** TASK MATERIAL **
>>>>>
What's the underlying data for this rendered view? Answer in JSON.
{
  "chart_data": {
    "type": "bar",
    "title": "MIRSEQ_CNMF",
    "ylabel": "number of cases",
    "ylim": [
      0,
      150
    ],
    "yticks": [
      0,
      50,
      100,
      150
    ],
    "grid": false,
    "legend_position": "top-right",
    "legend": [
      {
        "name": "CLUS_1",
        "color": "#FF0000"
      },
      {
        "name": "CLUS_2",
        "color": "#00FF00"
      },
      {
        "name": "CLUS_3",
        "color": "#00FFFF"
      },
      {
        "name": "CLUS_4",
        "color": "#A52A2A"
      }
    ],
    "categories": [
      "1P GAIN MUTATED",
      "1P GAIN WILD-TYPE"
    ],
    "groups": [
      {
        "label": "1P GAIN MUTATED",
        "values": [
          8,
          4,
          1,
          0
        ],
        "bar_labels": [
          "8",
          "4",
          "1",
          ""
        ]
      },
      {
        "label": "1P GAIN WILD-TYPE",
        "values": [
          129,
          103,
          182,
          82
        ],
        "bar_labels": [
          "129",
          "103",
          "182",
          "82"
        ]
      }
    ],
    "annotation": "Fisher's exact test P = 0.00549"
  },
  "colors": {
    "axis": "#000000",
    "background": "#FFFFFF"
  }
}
<<<<<
>>>>>
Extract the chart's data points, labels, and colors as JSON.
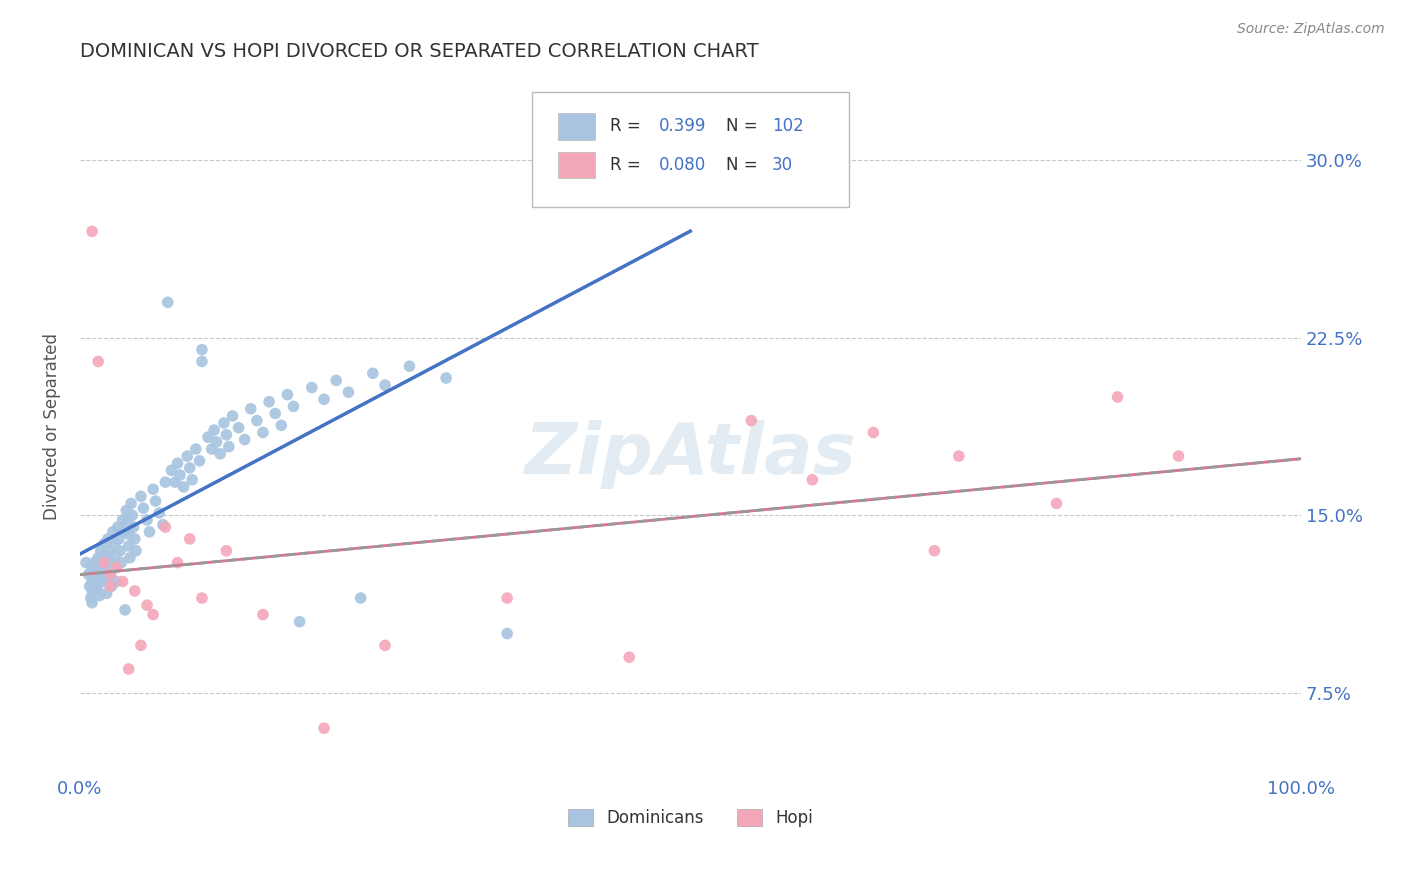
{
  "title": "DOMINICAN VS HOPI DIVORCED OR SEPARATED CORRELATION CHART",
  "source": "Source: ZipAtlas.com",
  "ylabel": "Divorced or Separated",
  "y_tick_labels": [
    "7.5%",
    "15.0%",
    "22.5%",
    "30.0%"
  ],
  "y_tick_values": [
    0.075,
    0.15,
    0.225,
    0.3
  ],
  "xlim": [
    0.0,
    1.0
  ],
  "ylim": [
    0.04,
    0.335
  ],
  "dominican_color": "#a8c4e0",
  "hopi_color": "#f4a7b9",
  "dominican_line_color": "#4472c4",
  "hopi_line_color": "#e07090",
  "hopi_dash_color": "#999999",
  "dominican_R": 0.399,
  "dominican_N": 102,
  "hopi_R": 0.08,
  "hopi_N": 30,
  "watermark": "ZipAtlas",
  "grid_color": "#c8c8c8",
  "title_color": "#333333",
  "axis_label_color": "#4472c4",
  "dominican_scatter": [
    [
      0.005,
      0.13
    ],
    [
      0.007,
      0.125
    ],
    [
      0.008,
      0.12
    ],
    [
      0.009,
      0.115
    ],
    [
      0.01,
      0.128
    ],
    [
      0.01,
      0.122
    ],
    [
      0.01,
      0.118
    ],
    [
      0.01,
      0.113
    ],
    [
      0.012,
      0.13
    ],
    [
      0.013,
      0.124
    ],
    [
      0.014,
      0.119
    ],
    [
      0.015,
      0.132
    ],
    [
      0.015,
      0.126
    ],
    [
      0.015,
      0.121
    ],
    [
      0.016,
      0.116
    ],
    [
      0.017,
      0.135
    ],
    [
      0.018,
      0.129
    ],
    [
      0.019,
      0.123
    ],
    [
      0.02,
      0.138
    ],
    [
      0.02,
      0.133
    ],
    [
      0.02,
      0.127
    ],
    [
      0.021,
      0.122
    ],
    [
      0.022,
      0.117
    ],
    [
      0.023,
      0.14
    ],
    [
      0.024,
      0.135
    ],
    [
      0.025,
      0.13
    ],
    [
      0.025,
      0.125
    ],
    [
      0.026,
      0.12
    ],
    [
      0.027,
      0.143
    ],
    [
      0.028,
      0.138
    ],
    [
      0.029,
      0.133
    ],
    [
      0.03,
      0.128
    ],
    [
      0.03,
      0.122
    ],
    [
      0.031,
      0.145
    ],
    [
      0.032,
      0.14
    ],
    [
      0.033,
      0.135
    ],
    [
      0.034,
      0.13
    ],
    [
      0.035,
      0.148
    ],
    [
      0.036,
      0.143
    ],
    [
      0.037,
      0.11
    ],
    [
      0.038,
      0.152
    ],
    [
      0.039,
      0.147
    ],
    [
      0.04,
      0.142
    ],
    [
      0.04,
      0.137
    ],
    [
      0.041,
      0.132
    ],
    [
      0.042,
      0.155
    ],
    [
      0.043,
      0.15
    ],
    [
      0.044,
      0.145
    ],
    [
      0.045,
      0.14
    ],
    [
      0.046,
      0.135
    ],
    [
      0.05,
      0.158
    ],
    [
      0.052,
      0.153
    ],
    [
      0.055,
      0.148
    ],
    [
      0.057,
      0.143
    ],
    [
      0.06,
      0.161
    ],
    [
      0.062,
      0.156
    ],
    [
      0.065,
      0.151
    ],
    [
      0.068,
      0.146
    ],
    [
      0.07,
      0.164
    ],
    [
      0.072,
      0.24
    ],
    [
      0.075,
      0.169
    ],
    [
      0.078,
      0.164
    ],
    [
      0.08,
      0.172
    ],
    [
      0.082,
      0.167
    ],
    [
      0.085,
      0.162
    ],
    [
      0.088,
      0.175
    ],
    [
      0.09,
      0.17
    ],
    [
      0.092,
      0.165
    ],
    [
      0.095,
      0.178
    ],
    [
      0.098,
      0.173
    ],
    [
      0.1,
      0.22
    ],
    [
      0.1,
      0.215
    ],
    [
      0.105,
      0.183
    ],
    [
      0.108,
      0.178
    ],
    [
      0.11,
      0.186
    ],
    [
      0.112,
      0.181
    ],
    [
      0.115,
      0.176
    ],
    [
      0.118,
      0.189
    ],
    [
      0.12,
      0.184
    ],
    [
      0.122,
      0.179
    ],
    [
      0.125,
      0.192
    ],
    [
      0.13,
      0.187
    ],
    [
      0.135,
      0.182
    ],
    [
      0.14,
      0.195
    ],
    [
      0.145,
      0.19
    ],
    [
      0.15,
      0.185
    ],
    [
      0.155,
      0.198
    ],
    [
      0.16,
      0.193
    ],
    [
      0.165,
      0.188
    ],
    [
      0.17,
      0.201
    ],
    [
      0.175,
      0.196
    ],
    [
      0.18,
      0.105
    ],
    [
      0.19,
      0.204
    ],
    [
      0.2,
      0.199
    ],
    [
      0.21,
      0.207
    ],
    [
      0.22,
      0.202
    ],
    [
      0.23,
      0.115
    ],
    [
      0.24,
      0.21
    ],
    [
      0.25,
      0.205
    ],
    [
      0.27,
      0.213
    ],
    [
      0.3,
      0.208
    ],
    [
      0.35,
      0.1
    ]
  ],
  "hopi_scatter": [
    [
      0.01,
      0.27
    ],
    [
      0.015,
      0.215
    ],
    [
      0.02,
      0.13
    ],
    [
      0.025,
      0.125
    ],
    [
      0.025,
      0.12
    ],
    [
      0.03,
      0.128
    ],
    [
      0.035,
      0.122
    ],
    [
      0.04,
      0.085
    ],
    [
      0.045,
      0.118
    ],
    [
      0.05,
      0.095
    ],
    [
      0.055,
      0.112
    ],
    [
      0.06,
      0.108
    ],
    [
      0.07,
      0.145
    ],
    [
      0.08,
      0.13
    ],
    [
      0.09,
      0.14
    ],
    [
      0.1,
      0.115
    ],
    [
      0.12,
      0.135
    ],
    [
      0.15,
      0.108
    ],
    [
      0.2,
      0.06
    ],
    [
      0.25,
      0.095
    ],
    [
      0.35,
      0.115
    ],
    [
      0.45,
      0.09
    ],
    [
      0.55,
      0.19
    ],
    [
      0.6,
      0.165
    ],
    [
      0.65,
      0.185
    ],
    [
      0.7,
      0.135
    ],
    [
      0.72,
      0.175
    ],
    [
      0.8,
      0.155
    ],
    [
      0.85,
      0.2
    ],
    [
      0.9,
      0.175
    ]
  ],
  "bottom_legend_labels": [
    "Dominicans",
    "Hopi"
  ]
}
<<<<<
>>>>>
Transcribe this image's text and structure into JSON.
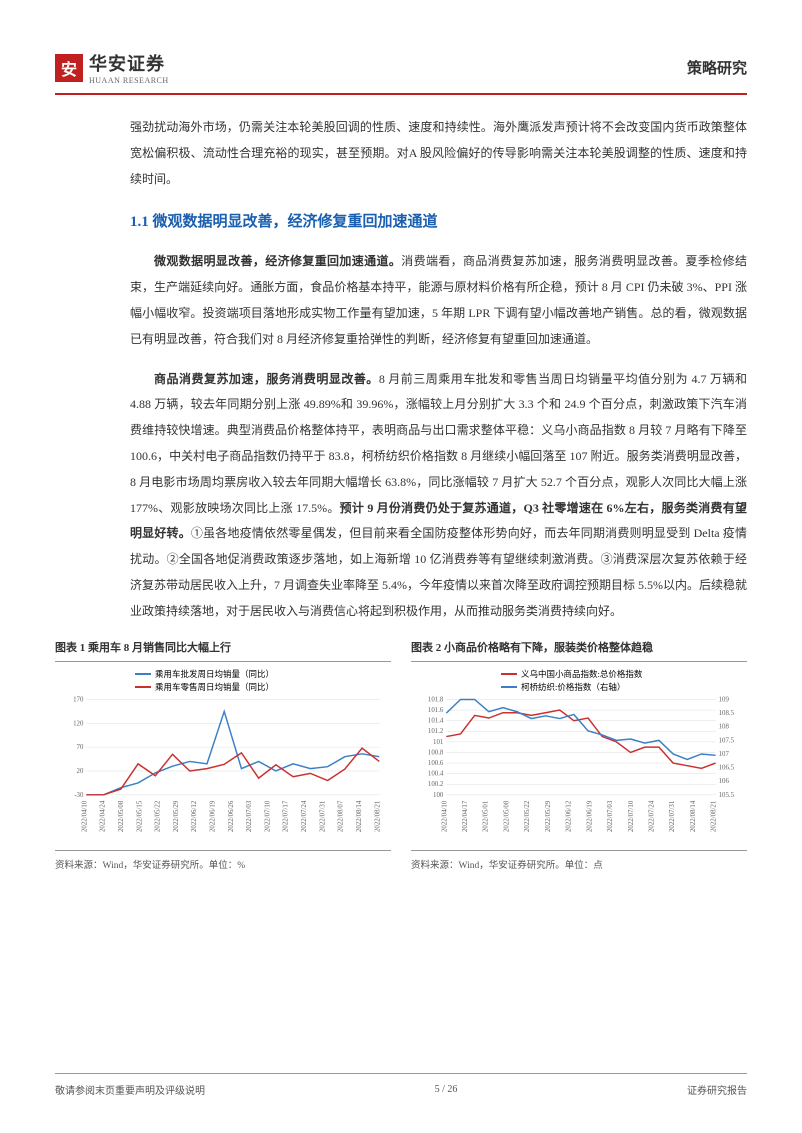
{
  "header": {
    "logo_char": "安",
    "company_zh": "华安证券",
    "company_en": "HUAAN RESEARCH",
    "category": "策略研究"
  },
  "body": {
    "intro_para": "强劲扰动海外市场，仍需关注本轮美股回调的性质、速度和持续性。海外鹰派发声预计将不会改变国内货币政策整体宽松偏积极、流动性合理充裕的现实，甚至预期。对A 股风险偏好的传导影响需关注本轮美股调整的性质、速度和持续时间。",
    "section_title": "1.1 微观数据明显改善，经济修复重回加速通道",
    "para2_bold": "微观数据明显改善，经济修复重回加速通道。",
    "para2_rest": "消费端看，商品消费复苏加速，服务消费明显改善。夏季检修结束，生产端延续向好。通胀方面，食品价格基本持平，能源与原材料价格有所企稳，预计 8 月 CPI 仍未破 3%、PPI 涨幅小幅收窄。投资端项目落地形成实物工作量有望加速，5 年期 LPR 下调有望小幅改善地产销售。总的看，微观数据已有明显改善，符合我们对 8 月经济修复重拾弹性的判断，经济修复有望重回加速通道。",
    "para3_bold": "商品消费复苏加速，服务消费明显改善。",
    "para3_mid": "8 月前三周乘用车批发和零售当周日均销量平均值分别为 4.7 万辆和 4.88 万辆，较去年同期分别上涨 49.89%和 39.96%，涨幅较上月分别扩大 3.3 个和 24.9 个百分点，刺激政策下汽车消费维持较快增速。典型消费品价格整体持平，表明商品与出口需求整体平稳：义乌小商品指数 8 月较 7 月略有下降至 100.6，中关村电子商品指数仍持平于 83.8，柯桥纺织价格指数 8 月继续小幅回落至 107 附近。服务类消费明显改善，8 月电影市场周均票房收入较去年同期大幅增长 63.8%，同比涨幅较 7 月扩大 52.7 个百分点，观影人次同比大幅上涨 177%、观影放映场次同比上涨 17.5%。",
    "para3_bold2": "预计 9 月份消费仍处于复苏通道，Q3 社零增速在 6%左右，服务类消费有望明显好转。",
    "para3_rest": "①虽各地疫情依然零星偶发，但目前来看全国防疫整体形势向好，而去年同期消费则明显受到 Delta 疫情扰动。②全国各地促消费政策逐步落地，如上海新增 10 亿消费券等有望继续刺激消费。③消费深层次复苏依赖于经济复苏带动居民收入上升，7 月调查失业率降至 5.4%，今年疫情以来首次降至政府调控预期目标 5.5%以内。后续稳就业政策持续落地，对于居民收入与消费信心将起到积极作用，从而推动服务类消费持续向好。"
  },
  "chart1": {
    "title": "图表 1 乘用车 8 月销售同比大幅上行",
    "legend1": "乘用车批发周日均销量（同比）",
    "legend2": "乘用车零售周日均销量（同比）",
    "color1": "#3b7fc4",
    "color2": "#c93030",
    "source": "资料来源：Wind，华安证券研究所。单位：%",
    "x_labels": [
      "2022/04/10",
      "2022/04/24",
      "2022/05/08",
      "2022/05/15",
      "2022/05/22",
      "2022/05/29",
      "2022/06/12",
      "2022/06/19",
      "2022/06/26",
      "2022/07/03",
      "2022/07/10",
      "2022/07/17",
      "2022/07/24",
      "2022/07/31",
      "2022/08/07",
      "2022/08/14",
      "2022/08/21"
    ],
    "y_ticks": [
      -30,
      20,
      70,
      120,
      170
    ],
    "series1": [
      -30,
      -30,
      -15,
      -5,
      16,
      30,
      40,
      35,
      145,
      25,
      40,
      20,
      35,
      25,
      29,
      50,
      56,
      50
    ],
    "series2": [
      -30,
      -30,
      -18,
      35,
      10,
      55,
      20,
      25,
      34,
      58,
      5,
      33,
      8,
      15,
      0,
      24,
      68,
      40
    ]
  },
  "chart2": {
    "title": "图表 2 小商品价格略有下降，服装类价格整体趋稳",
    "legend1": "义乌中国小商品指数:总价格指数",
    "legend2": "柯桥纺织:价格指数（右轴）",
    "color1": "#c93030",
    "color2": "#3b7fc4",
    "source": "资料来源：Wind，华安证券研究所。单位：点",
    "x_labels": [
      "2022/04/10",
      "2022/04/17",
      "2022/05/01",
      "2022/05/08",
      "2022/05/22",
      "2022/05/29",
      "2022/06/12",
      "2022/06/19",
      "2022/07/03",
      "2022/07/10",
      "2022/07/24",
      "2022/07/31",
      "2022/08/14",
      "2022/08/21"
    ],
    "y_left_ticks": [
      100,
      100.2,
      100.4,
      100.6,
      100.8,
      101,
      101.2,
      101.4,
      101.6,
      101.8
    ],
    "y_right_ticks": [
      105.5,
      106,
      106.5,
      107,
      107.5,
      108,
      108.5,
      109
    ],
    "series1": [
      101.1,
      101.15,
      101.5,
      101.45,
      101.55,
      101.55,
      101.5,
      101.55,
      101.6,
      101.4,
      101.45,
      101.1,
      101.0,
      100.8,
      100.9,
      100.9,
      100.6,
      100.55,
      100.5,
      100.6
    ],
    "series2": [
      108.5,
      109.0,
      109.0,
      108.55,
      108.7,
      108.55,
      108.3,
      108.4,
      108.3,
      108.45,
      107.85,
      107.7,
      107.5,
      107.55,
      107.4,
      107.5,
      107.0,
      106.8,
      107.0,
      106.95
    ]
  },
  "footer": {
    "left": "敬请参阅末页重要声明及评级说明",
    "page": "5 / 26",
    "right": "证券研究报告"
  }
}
<<<<<
** WHAT THE TASK REQUIRES **
Check each line above for the word "商品消费复苏加速" and copy the ones that have it.

** WORKED ANSWER **
    "para2_rest": "消费端看，商品消费复苏加速，服务消费明显改善。夏季检修结束，生产端延续向好。通胀方面，食品价格基本持平，能源与原材料价格有所企稳，预计 8 月 CPI 仍未破 3%、PPI 涨幅小幅收窄。投资端项目落地形成实物工作量有望加速，5 年期 LPR 下调有望小幅改善地产销售。总的看，微观数据已有明显改善，符合我们对 8 月经济修复重拾弹性的判断，经济修复有望重回加速通道。",
    "para3_bold": "商品消费复苏加速，服务消费明显改善。",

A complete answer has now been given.